* _REQUEST_
Write out every single entry exactly.

━━━━━━━━━━━━━━━━━━━━━━━━━━━━━━

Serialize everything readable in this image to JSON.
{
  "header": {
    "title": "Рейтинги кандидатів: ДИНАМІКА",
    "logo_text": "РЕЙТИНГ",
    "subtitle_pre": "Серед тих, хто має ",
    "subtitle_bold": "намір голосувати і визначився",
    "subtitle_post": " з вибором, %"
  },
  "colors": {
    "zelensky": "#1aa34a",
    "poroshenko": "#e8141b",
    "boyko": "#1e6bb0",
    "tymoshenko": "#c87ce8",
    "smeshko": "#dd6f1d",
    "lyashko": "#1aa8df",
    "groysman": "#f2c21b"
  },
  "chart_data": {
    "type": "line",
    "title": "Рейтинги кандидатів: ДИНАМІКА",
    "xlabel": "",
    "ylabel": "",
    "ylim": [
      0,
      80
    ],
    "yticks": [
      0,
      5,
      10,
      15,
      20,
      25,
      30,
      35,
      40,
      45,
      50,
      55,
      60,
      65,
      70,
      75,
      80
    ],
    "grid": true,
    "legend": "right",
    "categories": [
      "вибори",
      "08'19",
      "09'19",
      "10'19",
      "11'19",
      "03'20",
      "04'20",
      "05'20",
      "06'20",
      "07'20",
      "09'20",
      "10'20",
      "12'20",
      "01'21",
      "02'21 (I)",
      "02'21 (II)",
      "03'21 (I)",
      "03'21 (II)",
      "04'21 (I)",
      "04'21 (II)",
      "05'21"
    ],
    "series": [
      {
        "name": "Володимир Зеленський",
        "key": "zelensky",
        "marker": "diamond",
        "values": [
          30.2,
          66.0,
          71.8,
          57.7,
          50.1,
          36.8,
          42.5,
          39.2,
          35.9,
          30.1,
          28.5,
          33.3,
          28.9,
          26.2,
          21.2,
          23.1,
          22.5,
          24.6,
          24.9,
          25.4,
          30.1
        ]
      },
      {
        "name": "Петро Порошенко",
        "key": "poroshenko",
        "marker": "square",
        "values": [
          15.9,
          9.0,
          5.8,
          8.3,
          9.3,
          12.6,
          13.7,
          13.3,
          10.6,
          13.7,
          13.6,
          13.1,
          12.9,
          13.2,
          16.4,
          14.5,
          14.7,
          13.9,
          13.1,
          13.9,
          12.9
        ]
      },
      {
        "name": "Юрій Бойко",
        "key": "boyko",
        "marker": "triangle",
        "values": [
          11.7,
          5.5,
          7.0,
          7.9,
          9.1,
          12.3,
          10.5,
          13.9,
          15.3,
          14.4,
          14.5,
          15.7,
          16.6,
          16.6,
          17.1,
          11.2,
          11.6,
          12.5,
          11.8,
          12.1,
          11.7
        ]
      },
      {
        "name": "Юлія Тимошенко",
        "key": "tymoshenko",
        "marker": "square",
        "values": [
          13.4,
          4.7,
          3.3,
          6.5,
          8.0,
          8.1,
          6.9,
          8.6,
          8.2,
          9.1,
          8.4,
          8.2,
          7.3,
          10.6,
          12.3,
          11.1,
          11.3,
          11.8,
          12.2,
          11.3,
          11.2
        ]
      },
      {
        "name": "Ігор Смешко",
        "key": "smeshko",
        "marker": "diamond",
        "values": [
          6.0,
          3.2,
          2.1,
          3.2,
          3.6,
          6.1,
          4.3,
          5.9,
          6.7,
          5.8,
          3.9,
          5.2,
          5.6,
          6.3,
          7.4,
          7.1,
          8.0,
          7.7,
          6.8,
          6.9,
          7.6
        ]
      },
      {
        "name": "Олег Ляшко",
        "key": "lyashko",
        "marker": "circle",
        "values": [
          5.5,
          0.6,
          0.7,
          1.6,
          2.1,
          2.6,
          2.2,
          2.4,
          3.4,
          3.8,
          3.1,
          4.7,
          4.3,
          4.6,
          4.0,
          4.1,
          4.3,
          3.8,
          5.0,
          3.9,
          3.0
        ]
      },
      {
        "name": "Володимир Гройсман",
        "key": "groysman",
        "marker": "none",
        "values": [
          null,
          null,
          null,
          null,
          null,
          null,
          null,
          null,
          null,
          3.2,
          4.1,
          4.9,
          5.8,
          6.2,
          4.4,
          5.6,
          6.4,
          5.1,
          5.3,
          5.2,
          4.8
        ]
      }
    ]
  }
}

━━━━━━━━━━━━━━━━━━━━━━━━━━━━━━

* _EXERCISE OUTPUT_
Serialize everything readable in this image to JSON.
{
  "header": {
    "title": "Рейтинги кандидатів: ДИНАМІКА",
    "logo_text": "РЕЙТИНГ",
    "subtitle_pre": "Серед тих, хто має ",
    "subtitle_bold": "намір голосувати і визначився",
    "subtitle_post": " з вибором, %"
  },
  "colors": {
    "zelensky": "#1aa34a",
    "poroshenko": "#e8141b",
    "boyko": "#1e6bb0",
    "tymoshenko": "#c87ce8",
    "smeshko": "#dd6f1d",
    "lyashko": "#1aa8df",
    "groysman": "#f2c21b"
  },
  "chart_data": {
    "type": "line",
    "title": "Рейтинги кандидатів: ДИНАМІКА",
    "xlabel": "",
    "ylabel": "",
    "ylim": [
      0,
      80
    ],
    "yticks": [
      0,
      5,
      10,
      15,
      20,
      25,
      30,
      35,
      40,
      45,
      50,
      55,
      60,
      65,
      70,
      75,
      80
    ],
    "grid": true,
    "legend": "right",
    "categories": [
      "вибори",
      "08'19",
      "09'19",
      "10'19",
      "11'19",
      "03'20",
      "04'20",
      "05'20",
      "06'20",
      "07'20",
      "09'20",
      "10'20",
      "12'20",
      "01'21",
      "02'21 (I)",
      "02'21 (II)",
      "03'21 (I)",
      "03'21 (II)",
      "04'21 (I)",
      "04'21 (II)",
      "05'21"
    ],
    "series": [
      {
        "name": "Володимир Зеленський",
        "key": "zelensky",
        "marker": "diamond",
        "values": [
          30.2,
          66.0,
          71.8,
          57.7,
          50.1,
          36.8,
          42.5,
          39.2,
          35.9,
          30.1,
          28.5,
          33.3,
          28.9,
          26.2,
          21.2,
          23.1,
          22.5,
          24.6,
          24.9,
          25.4,
          30.1
        ]
      },
      {
        "name": "Петро Порошенко",
        "key": "poroshenko",
        "marker": "square",
        "values": [
          15.9,
          9.0,
          5.8,
          8.3,
          9.3,
          12.6,
          13.7,
          13.3,
          10.6,
          13.7,
          13.6,
          13.1,
          12.9,
          13.2,
          16.4,
          14.5,
          14.7,
          13.9,
          13.1,
          13.9,
          12.9
        ]
      },
      {
        "name": "Юрій Бойко",
        "key": "boyko",
        "marker": "triangle",
        "values": [
          11.7,
          5.5,
          7.0,
          7.9,
          9.1,
          12.3,
          10.5,
          13.9,
          15.3,
          14.4,
          14.5,
          15.7,
          16.6,
          16.6,
          17.1,
          11.2,
          11.6,
          12.5,
          11.8,
          12.1,
          11.7
        ]
      },
      {
        "name": "Юлія Тимошенко",
        "key": "tymoshenko",
        "marker": "square",
        "values": [
          13.4,
          4.7,
          3.3,
          6.5,
          8.0,
          8.1,
          6.9,
          8.6,
          8.2,
          9.1,
          8.4,
          8.2,
          7.3,
          10.6,
          12.3,
          11.1,
          11.3,
          11.8,
          12.2,
          11.3,
          11.2
        ]
      },
      {
        "name": "Ігор Смешко",
        "key": "smeshko",
        "marker": "diamond",
        "values": [
          6.0,
          3.2,
          2.1,
          3.2,
          3.6,
          6.1,
          4.3,
          5.9,
          6.7,
          5.8,
          3.9,
          5.2,
          5.6,
          6.3,
          7.4,
          7.1,
          8.0,
          7.7,
          6.8,
          6.9,
          7.6
        ]
      },
      {
        "name": "Олег Ляшко",
        "key": "lyashko",
        "marker": "circle",
        "values": [
          5.5,
          0.6,
          0.7,
          1.6,
          2.1,
          2.6,
          2.2,
          2.4,
          3.4,
          3.8,
          3.1,
          4.7,
          4.3,
          4.6,
          4.0,
          4.1,
          4.3,
          3.8,
          5.0,
          3.9,
          3.0
        ]
      },
      {
        "name": "Володимир Гройсман",
        "key": "groysman",
        "marker": "none",
        "values": [
          null,
          null,
          null,
          null,
          null,
          null,
          null,
          null,
          null,
          3.2,
          4.1,
          4.9,
          5.8,
          6.2,
          4.4,
          5.6,
          6.4,
          5.1,
          5.3,
          5.2,
          4.8
        ]
      }
    ]
  }
}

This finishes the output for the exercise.